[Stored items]

————————

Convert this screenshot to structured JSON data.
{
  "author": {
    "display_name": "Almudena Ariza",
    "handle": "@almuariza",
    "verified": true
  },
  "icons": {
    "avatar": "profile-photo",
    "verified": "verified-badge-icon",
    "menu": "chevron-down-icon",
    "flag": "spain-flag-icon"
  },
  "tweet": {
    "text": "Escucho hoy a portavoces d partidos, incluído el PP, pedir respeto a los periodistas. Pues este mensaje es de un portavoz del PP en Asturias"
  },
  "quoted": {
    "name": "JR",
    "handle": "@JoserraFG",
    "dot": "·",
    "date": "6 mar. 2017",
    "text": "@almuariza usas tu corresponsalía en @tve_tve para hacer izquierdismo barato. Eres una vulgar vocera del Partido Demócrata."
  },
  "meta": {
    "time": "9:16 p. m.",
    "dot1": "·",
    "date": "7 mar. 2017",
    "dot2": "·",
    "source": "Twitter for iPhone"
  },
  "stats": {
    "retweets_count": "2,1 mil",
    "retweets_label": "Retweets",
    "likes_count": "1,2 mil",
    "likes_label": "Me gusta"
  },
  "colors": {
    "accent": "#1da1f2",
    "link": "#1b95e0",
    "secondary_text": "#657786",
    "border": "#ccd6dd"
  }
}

————————

Exercise: Copy all of the data. Keep every word exactly as it is.

Worked solution:
Convert this screenshot to structured JSON data.
{
  "author": {
    "display_name": "Almudena Ariza",
    "handle": "@almuariza",
    "verified": true
  },
  "icons": {
    "avatar": "profile-photo",
    "verified": "verified-badge-icon",
    "menu": "chevron-down-icon",
    "flag": "spain-flag-icon"
  },
  "tweet": {
    "text": "Escucho hoy a portavoces d partidos, incluído el PP, pedir respeto a los periodistas. Pues este mensaje es de un portavoz del PP en Asturias"
  },
  "quoted": {
    "name": "JR",
    "handle": "@JoserraFG",
    "dot": "·",
    "date": "6 mar. 2017",
    "text": "@almuariza usas tu corresponsalía en @tve_tve para hacer izquierdismo barato. Eres una vulgar vocera del Partido Demócrata."
  },
  "meta": {
    "time": "9:16 p. m.",
    "dot1": "·",
    "date": "7 mar. 2017",
    "dot2": "·",
    "source": "Twitter for iPhone"
  },
  "stats": {
    "retweets_count": "2,1 mil",
    "retweets_label": "Retweets",
    "likes_count": "1,2 mil",
    "likes_label": "Me gusta"
  },
  "colors": {
    "accent": "#1da1f2",
    "link": "#1b95e0",
    "secondary_text": "#657786",
    "border": "#ccd6dd"
  }
}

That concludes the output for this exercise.